Stored data entries

########

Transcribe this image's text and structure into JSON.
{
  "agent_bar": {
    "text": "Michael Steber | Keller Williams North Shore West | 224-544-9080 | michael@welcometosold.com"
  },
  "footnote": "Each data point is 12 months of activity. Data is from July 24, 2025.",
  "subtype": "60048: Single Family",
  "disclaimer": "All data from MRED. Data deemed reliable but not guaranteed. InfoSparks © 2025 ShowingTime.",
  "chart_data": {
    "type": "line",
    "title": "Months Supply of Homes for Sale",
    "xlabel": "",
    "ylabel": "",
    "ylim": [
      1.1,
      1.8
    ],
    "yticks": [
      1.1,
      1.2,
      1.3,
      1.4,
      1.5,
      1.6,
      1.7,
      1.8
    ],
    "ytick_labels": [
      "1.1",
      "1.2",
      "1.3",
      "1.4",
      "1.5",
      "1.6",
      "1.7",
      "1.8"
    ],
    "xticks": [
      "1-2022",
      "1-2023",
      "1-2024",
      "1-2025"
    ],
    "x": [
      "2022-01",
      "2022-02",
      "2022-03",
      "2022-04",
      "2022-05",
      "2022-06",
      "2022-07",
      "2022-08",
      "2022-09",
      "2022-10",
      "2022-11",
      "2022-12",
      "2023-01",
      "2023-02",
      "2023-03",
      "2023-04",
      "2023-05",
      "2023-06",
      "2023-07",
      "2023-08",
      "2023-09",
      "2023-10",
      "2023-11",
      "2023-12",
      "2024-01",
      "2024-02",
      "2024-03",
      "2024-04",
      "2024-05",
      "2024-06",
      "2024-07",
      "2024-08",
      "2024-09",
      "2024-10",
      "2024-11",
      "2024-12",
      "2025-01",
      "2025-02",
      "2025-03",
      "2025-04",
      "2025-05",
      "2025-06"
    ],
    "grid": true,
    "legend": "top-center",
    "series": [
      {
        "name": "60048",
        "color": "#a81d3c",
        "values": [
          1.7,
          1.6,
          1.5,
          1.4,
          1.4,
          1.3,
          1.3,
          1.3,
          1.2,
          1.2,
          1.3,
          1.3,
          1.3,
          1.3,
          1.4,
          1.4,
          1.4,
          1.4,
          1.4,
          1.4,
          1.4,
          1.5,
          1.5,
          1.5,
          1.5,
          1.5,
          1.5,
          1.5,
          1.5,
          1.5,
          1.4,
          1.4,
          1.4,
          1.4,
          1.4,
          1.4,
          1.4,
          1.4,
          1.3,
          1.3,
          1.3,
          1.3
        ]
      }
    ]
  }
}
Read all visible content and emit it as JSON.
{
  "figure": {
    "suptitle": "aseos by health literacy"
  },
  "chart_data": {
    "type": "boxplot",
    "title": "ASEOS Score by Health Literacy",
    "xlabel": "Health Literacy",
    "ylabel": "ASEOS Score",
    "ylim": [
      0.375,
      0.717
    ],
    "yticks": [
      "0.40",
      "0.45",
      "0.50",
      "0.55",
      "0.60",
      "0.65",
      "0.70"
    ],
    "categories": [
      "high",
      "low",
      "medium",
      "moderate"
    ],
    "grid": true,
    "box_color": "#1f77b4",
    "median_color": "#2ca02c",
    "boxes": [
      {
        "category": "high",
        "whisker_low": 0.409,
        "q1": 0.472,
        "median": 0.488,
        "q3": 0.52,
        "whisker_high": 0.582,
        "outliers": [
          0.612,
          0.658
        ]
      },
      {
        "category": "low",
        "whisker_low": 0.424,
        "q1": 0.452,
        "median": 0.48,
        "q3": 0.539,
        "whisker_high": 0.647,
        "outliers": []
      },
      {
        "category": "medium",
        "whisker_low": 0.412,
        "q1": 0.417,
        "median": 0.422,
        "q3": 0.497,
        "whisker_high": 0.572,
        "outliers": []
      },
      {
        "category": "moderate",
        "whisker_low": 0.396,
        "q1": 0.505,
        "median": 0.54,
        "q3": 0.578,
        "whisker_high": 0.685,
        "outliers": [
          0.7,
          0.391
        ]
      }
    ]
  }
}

########

**INSTRUCTIONS FOR THE TASK:** Write the listing out again, exactly as shown above.

**THE COMPLETED TASK:**
Transcribe this image's text and structure into JSON.
{
  "agent_bar": {
    "text": "Michael Steber | Keller Williams North Shore West | 224-544-9080 | michael@welcometosold.com"
  },
  "footnote": "Each data point is 12 months of activity. Data is from July 24, 2025.",
  "subtype": "60048: Single Family",
  "disclaimer": "All data from MRED. Data deemed reliable but not guaranteed. InfoSparks © 2025 ShowingTime.",
  "chart_data": {
    "type": "line",
    "title": "Months Supply of Homes for Sale",
    "xlabel": "",
    "ylabel": "",
    "ylim": [
      1.1,
      1.8
    ],
    "yticks": [
      1.1,
      1.2,
      1.3,
      1.4,
      1.5,
      1.6,
      1.7,
      1.8
    ],
    "ytick_labels": [
      "1.1",
      "1.2",
      "1.3",
      "1.4",
      "1.5",
      "1.6",
      "1.7",
      "1.8"
    ],
    "xticks": [
      "1-2022",
      "1-2023",
      "1-2024",
      "1-2025"
    ],
    "x": [
      "2022-01",
      "2022-02",
      "2022-03",
      "2022-04",
      "2022-05",
      "2022-06",
      "2022-07",
      "2022-08",
      "2022-09",
      "2022-10",
      "2022-11",
      "2022-12",
      "2023-01",
      "2023-02",
      "2023-03",
      "2023-04",
      "2023-05",
      "2023-06",
      "2023-07",
      "2023-08",
      "2023-09",
      "2023-10",
      "2023-11",
      "2023-12",
      "2024-01",
      "2024-02",
      "2024-03",
      "2024-04",
      "2024-05",
      "2024-06",
      "2024-07",
      "2024-08",
      "2024-09",
      "2024-10",
      "2024-11",
      "2024-12",
      "2025-01",
      "2025-02",
      "2025-03",
      "2025-04",
      "2025-05",
      "2025-06"
    ],
    "grid": true,
    "legend": "top-center",
    "series": [
      {
        "name": "60048",
        "color": "#a81d3c",
        "values": [
          1.7,
          1.6,
          1.5,
          1.4,
          1.4,
          1.3,
          1.3,
          1.3,
          1.2,
          1.2,
          1.3,
          1.3,
          1.3,
          1.3,
          1.4,
          1.4,
          1.4,
          1.4,
          1.4,
          1.4,
          1.4,
          1.5,
          1.5,
          1.5,
          1.5,
          1.5,
          1.5,
          1.5,
          1.5,
          1.5,
          1.4,
          1.4,
          1.4,
          1.4,
          1.4,
          1.4,
          1.4,
          1.4,
          1.3,
          1.3,
          1.3,
          1.3
        ]
      }
    ]
  }
}
Read all visible content and emit it as JSON.
{
  "figure": {
    "suptitle": "aseos by health literacy"
  },
  "chart_data": {
    "type": "boxplot",
    "title": "ASEOS Score by Health Literacy",
    "xlabel": "Health Literacy",
    "ylabel": "ASEOS Score",
    "ylim": [
      0.375,
      0.717
    ],
    "yticks": [
      "0.40",
      "0.45",
      "0.50",
      "0.55",
      "0.60",
      "0.65",
      "0.70"
    ],
    "categories": [
      "high",
      "low",
      "medium",
      "moderate"
    ],
    "grid": true,
    "box_color": "#1f77b4",
    "median_color": "#2ca02c",
    "boxes": [
      {
        "category": "high",
        "whisker_low": 0.409,
        "q1": 0.472,
        "median": 0.488,
        "q3": 0.52,
        "whisker_high": 0.582,
        "outliers": [
          0.612,
          0.658
        ]
      },
      {
        "category": "low",
        "whisker_low": 0.424,
        "q1": 0.452,
        "median": 0.48,
        "q3": 0.539,
        "whisker_high": 0.647,
        "outliers": []
      },
      {
        "category": "medium",
        "whisker_low": 0.412,
        "q1": 0.417,
        "median": 0.422,
        "q3": 0.497,
        "whisker_high": 0.572,
        "outliers": []
      },
      {
        "category": "moderate",
        "whisker_low": 0.396,
        "q1": 0.505,
        "median": 0.54,
        "q3": 0.578,
        "whisker_high": 0.685,
        "outliers": [
          0.7,
          0.391
        ]
      }
    ]
  }
}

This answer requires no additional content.